Raw records:
-=-=-

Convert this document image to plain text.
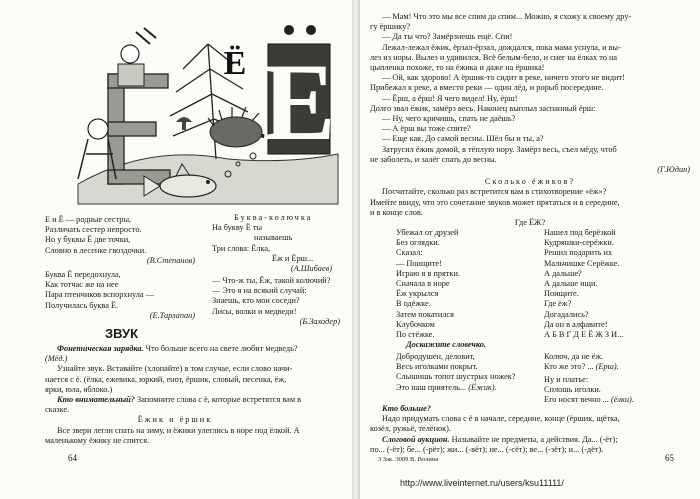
Е
Ё
Е и Ё — родные сестры,
Различать сестер непросто.
Но у буквы Ё две точки,
Словно в лесенке гвоздочки.
(В.Степанов)
Буква-колючка
На букву Ё ты
называешь
Три слова: Ёлка,
Ёж и Ёрш...
(А.Шибаев)
Буква Ё передохнула,
Как тотчас же на нее
Пара птенчиков вспорхнула —
Получилась буква Ё.
(Е.Тарлапан)
— Что-ж ты, Ёж, такой колючий?
— Это я на всякий случай:
Знаешь, кто мои соседи?
Лисы, волки и медведи!
(Б.Заходер)
ЗВУК
Фонетическая зарядка. Что больше всего на свете любит медведь?
(Мёд.)
Узнайте звук. Вставайте (хлопайте) в том случае, если слово начи-
нается с ё. (ёлка, ежевика, юркий, енот, ёршик, словый, песенка, ёж,
ярки, юла, яблоко.)
Кто внимательный? Запомните слова с ё, которые встретятся вам в
сказке.
Ёжик и ёршик
Все звери легли спать на зиму, и ёжики улеглись в норе под ёлкой. А
маленькому ёжику не спится.
64
— Мам! Что это мы все спим да спим... Можно, я схожу к своему дру-
гу ёршику?
— Да ты что? Замёрзнешь ещё. Спи!
Лежал-лежал ёжик, ёрзал-ёрзал, дождался, пока мама уснула, и вы-
лез из норы. Вылез и удивился. Всё белым-бело, и снег на ёлках то на
цыпленка похоже, то на ёжика и даже на ёршика!
— Ой, как здорово! А ёршик-то сидит в реке, ничего этого не видит!
Прибежал к реке, а вместо реки — один лёд, и рорыб посередине.
— Ёрш, а ёрш! Я чего видел! Ну, ёрш!
Долго звал ёжик, замёрз весь. Наконец выплыл заспанный ёрш:
— Ну, чего кричишь, спать не даёшь?
— А ёрш вы тоже спите?
— Еще как. До самой весны. Шёл бы и ты, а?
Затрусил ёжик домой, в тёплую нору. Замёрз весь, съел мёду, чтоб
не заболеть, и залёг спать до весны.
(Г.Юдин)
Сколько ёжиков?
Посчитайте, сколько раз встретится вам в стихотворение «ёж»?
Имейте ввиду, что это сочетание звуков может прятаться и в середине,
и в конце слов.
Где ЁЖ?
Убежал от друзей
Без оглядки.
Сказал:
— Поищите!
Играю я в прятки.
Сначала в норе
Ёж укрылся
В одёжке.
Затем покатился
Клубочком
По стёжке.
Нашел под берёзкой
Кудряшки-серёжки.
Решил подарить их
Мальчишке Серёжке.
А дальше?
А дальше ищи.
Поищите.
Где ёж?
Догадались?
Да он в алфавите!
А Б В Г Д Е Ё Ж З И...
Доскажите словечко.
Добродушен, деловит,
Весь иголками покрыт.
Слышишь топот шустрых ножек?
Это наш приятель... (Ёжик).
Колюч, да не ёж.
Кто же это? ... (Ерш).
Ну и платье:
Сплошь иголки.
Его носят вечно ... (ёлки).
Кто больше?
Надо придумать слова с ё в начале, середине, конце (ёршик, щётка,
козёл, ружьё, телёнок).
Слоговой аукцион. Называйте не предметы, а действия. Да... (-ёт);
по... (-ёт); бе... (-рёт); жи... (-вёт); не... (-сёт); ве... (-зёт); и... (-дёт).
3 Зак. 3009 В. Волина	65
http://www.liveinternet.ru/users/ksu11111/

-=-=-

Leave out the pictures and give the rest of the records again exactly.

§ COMPLETE OUTPUT
Convert this document image to plain text.
Е
Ё
Е и Ё — родные сестры,
Различать сестер непросто.
Но у буквы Ё две точки,
Словно в лесенке гвоздочки.
(В.Степанов)
Буква-колючка
На букву Ё ты
называешь
Три слова: Ёлка,
Ёж и Ёрш...
(А.Шибаев)
Буква Ё передохнула,
Как тотчас же на нее
Пара птенчиков вспорхнула —
Получилась буква Ё.
(Е.Тарлапан)
— Что-ж ты, Ёж, такой колючий?
— Это я на всякий случай:
Знаешь, кто мои соседи?
Лисы, волки и медведи!
(Б.Заходер)
ЗВУК
Фонетическая зарядка. Что больше всего на свете любит медведь?
(Мёд.)
Узнайте звук. Вставайте (хлопайте) в том случае, если слово начи-
нается с ё. (ёлка, ежевика, юркий, енот, ёршик, словый, песенка, ёж,
ярки, юла, яблоко.)
Кто внимательный? Запомните слова с ё, которые встретятся вам в
сказке.
Ёжик и ёршик
Все звери легли спать на зиму, и ёжики улеглись в норе под ёлкой. А
маленькому ёжику не спится.
64
— Мам! Что это мы все спим да спим... Можно, я схожу к своему дру-
гу ёршику?
— Да ты что? Замёрзнешь ещё. Спи!
Лежал-лежал ёжик, ёрзал-ёрзал, дождался, пока мама уснула, и вы-
лез из норы. Вылез и удивился. Всё белым-бело, и снег на ёлках то на
цыпленка похоже, то на ёжика и даже на ёршика!
— Ой, как здорово! А ёршик-то сидит в реке, ничего этого не видит!
Прибежал к реке, а вместо реки — один лёд, и рорыб посередине.
— Ёрш, а ёрш! Я чего видел! Ну, ёрш!
Долго звал ёжик, замёрз весь. Наконец выплыл заспанный ёрш:
— Ну, чего кричишь, спать не даёшь?
— А ёрш вы тоже спите?
— Еще как. До самой весны. Шёл бы и ты, а?
Затрусил ёжик домой, в тёплую нору. Замёрз весь, съел мёду, чтоб
не заболеть, и залёг спать до весны.
(Г.Юдин)
Сколько ёжиков?
Посчитайте, сколько раз встретится вам в стихотворение «ёж»?
Имейте ввиду, что это сочетание звуков может прятаться и в середине,
и в конце слов.
Где ЁЖ?
Убежал от друзей
Без оглядки.
Сказал:
— Поищите!
Играю я в прятки.
Сначала в норе
Ёж укрылся
В одёжке.
Затем покатился
Клубочком
По стёжке.
Нашел под берёзкой
Кудряшки-серёжки.
Решил подарить их
Мальчишке Серёжке.
А дальше?
А дальше ищи.
Поищите.
Где ёж?
Догадались?
Да он в алфавите!
А Б В Г Д Е Ё Ж З И...
Доскажите словечко.
Добродушен, деловит,
Весь иголками покрыт.
Слышишь топот шустрых ножек?
Это наш приятель... (Ёжик).
Колюч, да не ёж.
Кто же это? ... (Ерш).
Ну и платье:
Сплошь иголки.
Его носят вечно ... (ёлки).
Кто больше?
Надо придумать слова с ё в начале, середине, конце (ёршик, щётка,
козёл, ружьё, телёнок).
Слоговой аукцион. Называйте не предметы, а действия. Да... (-ёт);
по... (-ёт); бе... (-рёт); жи... (-вёт); не... (-сёт); ве... (-зёт); и... (-дёт).
3 Зак. 3009 В. Волина	65
http://www.liveinternet.ru/users/ksu11111/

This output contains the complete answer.